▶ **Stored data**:
-- Start --

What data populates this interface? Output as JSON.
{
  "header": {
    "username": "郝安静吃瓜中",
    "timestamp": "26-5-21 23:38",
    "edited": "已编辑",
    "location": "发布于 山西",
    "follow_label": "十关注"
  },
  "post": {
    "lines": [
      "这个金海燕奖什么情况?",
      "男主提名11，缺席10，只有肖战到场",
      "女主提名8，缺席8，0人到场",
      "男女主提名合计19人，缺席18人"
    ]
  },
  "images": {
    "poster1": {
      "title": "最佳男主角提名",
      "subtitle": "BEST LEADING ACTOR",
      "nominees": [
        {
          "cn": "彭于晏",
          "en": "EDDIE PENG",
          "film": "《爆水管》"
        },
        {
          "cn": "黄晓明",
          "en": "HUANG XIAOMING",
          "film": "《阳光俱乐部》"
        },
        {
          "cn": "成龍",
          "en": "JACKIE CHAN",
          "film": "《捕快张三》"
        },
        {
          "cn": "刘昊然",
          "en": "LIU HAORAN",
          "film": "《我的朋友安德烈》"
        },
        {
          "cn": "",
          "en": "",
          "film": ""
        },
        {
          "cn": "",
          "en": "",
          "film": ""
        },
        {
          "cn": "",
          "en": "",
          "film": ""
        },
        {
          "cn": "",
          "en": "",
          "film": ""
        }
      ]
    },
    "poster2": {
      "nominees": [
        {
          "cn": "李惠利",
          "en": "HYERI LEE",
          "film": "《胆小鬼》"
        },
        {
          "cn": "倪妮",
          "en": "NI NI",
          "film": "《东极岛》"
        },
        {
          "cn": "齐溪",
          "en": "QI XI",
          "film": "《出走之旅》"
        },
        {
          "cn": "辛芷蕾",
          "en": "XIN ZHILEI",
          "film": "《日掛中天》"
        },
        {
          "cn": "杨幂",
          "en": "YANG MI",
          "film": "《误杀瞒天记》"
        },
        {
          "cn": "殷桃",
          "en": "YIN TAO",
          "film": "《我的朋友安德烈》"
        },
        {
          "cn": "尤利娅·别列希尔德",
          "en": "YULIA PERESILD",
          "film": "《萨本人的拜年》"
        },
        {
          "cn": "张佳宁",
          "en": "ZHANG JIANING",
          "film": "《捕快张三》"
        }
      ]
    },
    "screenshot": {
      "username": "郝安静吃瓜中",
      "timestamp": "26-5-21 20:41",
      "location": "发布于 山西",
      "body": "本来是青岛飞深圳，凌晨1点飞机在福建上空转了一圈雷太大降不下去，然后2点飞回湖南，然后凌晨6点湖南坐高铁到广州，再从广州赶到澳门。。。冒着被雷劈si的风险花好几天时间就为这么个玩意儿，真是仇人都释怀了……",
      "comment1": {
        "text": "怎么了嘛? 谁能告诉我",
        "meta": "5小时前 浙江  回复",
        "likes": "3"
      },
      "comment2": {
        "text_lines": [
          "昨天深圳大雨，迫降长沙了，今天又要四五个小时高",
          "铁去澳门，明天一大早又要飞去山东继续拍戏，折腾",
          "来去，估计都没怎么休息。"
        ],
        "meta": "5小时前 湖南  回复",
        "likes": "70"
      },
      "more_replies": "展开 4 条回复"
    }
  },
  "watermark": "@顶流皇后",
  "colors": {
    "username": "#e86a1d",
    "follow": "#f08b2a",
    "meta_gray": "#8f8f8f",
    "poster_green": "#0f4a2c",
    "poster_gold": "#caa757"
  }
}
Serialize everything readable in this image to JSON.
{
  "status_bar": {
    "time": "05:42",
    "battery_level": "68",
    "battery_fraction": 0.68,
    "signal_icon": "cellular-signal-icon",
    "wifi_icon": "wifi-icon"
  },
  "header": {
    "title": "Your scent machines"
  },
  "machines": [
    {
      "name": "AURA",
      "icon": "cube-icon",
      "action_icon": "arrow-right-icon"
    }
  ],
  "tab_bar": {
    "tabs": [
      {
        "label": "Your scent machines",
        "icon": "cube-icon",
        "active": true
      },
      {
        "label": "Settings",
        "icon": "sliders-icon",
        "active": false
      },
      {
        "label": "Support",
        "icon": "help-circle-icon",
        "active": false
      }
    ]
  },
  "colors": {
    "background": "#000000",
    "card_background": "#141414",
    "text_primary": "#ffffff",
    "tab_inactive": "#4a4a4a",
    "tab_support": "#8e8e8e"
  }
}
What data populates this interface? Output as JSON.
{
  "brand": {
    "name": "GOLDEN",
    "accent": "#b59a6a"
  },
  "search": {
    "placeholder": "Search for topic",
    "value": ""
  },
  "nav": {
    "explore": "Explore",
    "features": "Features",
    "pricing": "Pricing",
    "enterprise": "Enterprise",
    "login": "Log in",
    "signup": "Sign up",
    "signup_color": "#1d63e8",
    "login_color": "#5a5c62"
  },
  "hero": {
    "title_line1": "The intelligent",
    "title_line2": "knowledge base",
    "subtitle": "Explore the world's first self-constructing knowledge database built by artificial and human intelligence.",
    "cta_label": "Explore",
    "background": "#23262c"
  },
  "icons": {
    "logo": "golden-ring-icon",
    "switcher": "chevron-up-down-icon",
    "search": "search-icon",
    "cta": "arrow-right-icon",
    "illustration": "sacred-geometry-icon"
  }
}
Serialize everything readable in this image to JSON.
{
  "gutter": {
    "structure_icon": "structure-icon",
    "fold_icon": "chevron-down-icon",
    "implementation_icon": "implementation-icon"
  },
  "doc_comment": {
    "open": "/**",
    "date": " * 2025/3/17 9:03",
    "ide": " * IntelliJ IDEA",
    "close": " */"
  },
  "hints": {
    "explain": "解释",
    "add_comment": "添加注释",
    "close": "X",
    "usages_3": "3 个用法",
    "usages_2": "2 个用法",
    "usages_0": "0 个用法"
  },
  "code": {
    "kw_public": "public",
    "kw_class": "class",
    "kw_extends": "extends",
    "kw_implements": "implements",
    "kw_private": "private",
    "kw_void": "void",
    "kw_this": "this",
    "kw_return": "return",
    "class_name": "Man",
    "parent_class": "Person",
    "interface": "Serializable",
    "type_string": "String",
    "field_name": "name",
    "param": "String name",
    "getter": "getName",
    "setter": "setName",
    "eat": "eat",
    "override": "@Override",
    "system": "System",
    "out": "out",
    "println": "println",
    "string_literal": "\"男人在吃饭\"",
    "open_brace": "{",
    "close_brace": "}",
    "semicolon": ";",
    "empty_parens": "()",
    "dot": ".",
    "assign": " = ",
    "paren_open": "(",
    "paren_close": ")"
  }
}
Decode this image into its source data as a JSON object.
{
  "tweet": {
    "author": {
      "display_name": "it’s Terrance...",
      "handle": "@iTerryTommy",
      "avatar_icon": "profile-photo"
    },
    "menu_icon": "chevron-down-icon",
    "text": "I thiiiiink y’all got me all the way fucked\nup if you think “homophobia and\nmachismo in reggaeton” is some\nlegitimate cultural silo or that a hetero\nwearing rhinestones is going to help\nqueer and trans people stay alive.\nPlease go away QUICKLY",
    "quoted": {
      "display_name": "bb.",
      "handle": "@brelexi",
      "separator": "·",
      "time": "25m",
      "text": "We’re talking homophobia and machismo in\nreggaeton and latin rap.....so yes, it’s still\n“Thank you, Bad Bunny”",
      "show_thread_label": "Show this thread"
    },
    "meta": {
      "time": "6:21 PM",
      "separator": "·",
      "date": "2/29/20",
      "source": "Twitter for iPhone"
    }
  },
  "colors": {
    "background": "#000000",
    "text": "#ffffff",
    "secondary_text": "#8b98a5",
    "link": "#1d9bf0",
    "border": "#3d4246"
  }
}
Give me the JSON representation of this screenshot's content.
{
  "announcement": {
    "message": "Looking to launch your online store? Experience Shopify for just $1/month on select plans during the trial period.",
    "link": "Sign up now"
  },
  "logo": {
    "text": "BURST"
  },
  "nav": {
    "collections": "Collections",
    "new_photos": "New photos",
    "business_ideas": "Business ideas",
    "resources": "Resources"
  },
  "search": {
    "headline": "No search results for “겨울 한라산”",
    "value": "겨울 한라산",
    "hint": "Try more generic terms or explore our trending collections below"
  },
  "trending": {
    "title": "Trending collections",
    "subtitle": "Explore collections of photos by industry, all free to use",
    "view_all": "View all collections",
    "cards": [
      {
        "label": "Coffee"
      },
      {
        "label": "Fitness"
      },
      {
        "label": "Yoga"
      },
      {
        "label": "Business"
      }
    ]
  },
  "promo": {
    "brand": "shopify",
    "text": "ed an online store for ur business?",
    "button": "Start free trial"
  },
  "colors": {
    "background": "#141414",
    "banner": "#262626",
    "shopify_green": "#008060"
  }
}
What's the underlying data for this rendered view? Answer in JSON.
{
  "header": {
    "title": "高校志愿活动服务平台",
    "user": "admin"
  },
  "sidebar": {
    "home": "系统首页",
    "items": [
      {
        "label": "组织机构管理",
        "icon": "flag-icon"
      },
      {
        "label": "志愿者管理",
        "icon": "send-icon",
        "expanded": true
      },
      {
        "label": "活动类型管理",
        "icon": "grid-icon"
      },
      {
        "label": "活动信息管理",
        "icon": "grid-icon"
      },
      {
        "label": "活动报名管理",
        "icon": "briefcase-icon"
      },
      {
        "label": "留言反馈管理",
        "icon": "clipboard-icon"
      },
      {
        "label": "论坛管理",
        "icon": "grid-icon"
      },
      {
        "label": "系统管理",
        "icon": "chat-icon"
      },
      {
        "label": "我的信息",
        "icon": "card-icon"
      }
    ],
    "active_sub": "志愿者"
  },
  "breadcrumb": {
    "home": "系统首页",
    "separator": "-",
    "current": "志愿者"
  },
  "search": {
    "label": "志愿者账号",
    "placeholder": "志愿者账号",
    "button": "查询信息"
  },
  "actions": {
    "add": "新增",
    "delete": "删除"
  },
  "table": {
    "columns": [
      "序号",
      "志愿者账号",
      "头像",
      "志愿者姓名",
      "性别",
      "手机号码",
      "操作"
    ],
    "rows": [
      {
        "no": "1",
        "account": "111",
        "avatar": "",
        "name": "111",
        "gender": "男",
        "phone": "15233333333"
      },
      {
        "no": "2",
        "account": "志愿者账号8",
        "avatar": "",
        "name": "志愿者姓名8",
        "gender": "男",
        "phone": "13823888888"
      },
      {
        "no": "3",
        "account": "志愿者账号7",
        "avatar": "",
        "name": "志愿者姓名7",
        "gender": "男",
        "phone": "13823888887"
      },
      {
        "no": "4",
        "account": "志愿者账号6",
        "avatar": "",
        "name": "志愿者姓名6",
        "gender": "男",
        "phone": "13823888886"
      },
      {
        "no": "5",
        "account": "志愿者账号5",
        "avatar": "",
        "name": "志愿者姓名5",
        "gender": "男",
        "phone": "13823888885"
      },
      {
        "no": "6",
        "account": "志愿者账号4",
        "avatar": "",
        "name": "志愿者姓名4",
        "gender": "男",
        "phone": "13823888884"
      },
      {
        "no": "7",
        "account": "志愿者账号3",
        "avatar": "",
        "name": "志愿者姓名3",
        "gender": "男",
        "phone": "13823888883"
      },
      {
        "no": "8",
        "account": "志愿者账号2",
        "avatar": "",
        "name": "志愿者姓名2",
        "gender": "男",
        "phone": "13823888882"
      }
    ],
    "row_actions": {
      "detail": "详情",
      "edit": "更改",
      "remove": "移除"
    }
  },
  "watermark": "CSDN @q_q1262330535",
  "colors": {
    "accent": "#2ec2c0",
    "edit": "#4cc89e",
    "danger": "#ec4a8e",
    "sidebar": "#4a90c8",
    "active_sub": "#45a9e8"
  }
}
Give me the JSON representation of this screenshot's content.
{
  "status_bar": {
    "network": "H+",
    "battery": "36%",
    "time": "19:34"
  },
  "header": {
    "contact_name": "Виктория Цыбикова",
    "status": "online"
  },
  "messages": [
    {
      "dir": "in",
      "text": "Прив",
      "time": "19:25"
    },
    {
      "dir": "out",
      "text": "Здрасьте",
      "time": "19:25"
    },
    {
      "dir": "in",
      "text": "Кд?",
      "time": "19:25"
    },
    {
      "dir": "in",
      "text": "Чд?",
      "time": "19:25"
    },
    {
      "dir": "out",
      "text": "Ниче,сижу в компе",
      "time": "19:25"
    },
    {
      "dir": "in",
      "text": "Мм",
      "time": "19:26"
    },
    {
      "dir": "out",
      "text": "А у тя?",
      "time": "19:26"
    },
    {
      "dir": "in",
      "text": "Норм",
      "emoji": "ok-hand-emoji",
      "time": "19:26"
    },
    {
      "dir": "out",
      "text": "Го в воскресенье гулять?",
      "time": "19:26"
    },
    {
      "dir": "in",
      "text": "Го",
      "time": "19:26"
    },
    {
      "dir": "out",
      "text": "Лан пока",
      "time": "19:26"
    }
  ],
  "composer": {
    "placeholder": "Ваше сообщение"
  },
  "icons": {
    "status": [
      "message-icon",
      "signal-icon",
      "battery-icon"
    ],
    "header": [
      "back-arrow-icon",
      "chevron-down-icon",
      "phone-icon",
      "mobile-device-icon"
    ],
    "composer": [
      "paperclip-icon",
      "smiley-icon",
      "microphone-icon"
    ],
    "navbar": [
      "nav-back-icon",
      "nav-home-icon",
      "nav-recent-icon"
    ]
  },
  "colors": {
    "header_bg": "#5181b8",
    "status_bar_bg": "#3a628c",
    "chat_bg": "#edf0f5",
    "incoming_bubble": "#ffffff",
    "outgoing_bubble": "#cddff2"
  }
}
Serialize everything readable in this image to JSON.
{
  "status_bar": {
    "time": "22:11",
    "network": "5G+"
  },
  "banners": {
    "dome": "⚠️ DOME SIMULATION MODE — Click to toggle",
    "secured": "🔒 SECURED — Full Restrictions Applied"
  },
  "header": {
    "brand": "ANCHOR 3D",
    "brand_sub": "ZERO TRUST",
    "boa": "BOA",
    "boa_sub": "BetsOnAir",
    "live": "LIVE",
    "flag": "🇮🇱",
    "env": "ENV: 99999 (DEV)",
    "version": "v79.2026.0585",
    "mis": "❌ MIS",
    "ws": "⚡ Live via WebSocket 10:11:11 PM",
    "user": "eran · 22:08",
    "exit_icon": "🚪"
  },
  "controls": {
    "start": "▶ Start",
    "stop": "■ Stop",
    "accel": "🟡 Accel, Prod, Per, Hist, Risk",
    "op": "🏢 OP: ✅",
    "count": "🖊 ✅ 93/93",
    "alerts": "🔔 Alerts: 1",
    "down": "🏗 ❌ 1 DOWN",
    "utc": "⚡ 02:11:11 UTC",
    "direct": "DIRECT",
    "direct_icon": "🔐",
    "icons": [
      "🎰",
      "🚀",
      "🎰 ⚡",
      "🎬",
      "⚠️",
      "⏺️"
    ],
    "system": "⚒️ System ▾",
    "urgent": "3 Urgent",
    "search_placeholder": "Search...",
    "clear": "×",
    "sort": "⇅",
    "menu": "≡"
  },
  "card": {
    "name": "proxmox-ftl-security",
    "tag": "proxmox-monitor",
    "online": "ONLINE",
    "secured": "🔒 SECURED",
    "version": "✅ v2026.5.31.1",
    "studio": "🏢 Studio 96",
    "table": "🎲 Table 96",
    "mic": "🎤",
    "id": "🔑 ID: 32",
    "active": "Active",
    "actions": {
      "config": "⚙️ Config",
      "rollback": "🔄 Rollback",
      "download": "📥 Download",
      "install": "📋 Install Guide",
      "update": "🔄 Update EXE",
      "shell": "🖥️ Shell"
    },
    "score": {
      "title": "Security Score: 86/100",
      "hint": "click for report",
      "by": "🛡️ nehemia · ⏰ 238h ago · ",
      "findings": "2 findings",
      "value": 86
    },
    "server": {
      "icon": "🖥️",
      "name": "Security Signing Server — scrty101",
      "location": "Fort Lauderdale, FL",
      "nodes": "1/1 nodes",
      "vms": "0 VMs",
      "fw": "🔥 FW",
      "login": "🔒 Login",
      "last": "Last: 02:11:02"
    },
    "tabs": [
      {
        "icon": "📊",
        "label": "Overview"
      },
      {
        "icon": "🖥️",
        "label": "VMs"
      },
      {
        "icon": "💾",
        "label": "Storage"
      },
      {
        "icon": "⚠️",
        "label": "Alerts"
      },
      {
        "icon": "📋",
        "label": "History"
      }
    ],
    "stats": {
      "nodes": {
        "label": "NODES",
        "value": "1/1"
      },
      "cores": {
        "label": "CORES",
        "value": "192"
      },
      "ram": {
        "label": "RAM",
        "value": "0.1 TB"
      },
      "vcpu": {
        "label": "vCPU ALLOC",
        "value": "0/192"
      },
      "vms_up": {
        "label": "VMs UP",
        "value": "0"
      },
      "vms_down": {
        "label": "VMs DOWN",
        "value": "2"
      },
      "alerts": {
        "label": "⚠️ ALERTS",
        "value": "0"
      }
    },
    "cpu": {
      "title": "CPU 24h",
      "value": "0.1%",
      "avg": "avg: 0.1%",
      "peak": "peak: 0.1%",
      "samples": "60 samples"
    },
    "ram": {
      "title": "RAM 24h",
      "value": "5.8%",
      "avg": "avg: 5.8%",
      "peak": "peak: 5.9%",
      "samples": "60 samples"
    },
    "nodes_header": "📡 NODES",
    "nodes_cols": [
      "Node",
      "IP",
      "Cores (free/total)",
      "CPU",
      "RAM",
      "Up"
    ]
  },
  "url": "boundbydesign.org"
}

-- End --

▶ **Problem**: Working from the listing above, pick out every line that has "timestamp" and copy it.

▶ **Answer to this problem**:
    "timestamp": "26-5-21 23:38",
      "timestamp": "26-5-21 20:41",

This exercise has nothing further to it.